═══ Trecho da página ═══

- 95% dos consumidores não volta a assinar um serviço anual dentro de um ano após cancelar.
- Na América Latina, a reativação anual fica em 4,9%; para planos mensais, 19,8% reativam no mesmo período.
- O levantamento analisou mais de 115 mil aplicativos que juntos movem US$ 16 bilhões em receita.
- Grandes parcelas desistem ainda no período de testes: 55,4% cancelam no Dia 0 em testes de três dias; 39,8% em testes de sete dias; 31,1% em testes de trinta dias.
- Quem mantém o plano anual tende a renovar: taxa média de renovação anual é de 83,4%; no primeiro ano a taxa mediana fica entre 23% e 40%, chegando a 70% no terceiro ano.
A maioria dos usuários não volta a assinar após cancelar uma assinatura anual, mostra o relatório State of Subscription Apps 2026, da RevenueCat. No global, 95% não retorna dentro de um ano. Na América Latina, a taxa de reativação anual fica em 4,9%, e para planos mensais é de 19,8%.
O levantamento analisou métricas de mais de 115 mil aplicativos, que juntos geram mais de US$ 16 bilhões em receita. As variações regionais são pequenas, indicando perda rápida de usuários pagantes para as empresas. O estudo atribui o fenômeno a um mercado cada vez mais competitivo desde 2022, com aumento de lançamentos mensais.

═══ Seção de dados ═══

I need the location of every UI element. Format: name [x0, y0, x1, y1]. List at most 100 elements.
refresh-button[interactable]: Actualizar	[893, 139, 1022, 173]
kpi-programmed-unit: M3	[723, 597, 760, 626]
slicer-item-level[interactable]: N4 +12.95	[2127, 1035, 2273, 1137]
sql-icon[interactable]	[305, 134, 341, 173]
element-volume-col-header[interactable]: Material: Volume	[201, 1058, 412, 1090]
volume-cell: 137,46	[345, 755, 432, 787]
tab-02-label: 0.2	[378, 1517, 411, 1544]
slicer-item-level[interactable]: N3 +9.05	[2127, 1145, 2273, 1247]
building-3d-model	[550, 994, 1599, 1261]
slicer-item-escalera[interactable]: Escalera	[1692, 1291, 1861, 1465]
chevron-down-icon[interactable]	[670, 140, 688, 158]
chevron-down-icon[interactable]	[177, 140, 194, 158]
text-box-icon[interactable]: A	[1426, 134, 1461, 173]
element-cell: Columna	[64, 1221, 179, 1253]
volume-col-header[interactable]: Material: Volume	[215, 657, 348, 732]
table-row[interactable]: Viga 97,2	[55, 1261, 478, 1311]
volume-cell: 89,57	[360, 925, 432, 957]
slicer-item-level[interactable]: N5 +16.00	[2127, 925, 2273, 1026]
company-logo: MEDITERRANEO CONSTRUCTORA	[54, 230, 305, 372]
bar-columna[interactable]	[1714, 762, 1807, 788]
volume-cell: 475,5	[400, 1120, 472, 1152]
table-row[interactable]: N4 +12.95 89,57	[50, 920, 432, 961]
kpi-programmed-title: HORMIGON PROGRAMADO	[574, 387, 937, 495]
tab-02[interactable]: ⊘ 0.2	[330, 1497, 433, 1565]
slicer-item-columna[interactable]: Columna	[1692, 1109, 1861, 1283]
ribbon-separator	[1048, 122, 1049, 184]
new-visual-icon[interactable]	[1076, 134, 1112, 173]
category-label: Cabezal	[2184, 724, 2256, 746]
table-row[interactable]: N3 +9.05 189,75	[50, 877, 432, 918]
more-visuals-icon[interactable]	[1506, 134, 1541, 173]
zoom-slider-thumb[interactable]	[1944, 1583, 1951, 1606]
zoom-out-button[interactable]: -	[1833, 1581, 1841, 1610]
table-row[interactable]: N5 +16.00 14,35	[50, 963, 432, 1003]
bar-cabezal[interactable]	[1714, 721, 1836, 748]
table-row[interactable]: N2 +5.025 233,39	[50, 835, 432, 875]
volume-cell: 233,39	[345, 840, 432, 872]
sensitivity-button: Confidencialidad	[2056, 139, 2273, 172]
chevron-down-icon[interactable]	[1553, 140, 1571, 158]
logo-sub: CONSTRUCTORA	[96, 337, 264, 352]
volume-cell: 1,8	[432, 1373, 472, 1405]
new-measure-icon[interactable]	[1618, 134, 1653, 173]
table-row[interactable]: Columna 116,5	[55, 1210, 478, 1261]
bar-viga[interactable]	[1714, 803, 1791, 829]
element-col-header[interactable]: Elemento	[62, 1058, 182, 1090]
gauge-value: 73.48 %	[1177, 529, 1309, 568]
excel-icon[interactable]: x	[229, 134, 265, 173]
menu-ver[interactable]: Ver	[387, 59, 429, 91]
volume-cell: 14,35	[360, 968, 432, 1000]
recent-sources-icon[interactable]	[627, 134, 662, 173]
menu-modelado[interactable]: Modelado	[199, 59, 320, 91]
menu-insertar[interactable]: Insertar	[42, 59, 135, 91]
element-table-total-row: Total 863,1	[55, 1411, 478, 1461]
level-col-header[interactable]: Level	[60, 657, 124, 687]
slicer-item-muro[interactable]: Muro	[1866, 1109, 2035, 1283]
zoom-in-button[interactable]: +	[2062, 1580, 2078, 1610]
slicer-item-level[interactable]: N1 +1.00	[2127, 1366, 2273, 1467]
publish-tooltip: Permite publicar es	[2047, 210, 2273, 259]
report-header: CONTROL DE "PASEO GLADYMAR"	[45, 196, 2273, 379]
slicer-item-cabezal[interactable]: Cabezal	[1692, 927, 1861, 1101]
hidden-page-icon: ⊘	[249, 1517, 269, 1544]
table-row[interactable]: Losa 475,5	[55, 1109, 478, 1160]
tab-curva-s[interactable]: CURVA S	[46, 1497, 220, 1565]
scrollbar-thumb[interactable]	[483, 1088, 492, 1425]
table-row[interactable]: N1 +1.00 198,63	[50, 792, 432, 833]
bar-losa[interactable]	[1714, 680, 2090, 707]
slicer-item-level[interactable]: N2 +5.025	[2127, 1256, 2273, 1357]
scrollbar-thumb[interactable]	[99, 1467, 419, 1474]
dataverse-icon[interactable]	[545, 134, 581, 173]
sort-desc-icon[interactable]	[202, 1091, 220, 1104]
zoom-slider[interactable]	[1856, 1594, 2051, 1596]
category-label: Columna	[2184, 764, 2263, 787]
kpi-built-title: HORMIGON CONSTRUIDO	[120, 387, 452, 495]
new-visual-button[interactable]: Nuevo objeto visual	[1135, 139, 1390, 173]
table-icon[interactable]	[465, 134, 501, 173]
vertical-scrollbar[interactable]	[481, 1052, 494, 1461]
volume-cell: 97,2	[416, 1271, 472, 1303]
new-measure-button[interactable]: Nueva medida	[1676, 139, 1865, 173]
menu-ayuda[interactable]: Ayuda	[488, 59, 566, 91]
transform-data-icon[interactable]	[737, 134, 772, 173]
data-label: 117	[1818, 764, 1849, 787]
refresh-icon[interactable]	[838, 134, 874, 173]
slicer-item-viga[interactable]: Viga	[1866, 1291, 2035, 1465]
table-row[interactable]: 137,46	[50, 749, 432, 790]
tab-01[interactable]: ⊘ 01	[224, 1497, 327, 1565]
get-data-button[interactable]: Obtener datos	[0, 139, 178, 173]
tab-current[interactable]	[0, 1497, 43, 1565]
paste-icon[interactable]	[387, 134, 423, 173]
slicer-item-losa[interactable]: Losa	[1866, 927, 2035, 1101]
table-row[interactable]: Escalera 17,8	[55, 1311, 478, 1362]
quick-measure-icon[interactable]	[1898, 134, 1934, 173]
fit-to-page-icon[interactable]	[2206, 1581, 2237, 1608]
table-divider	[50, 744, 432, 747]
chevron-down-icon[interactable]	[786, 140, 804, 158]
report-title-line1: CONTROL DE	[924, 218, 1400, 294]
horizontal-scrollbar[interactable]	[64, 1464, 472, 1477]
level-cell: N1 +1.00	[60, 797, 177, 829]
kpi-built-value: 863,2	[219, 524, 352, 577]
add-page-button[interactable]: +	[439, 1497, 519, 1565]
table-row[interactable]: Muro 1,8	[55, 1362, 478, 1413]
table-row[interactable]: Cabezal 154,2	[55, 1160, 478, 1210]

═══

O que fazer ->
1. No trecho sobre assinaturas de aplicativos, por que a maioria dos usuários não volta a assinar depois de cancelar? Responda em uma a três frases.
2. Continue o trecho sobre assinaturas de aplicativos a partir da última frase.
Os registros não têm nenhuma relação com o trecho da página.

Respostas das tarefas ->
1. O estudo explica isso por um mercado cada vez mais competitivo desde 2022, com aumento de lançamentos mensais.

2.
Desistência começa no teste grátis
Dados do relatório apontam que muitos cancelam antes de virar assinatura paga. Mais da metade encerra o ciclo já no primeiro dia de teste. Em testes de 3 dias, 55,4% cancelam no Dia 0; em 7 dias, 39,8%; em duas semanas, 35,7%.
Em testes de 30 dias, o começo da assinatura representa 31,1% dos cancelamentos. Mesmo com pagamento anual, o primeiro mês continua decisivo, concentrando 35% de todos os cancelamentos de assinaturas anuais.
Quem fica tende a renovar
Planos anuais apresentam maior fidelidade: a taxa de renovação global chega a 83,4%. Planos semanais ficam em 18,7% e mensais, 39,2%. A retenção aumenta com o tempo, com mediana entre 23% e 40% no primeiro ano e até 70% ao atingir o terceiro ano.
Cancelamento costuma ser ponto sem retorno
O relatório coloca que as empresas devem priorizar a prevenção do rompimento, visto que a reativação raramente ocorre. Recomenda-se preservar o vínculo com o serviço e os dados de pagamento, por exemplo, oferecendo pausa temporária do plano.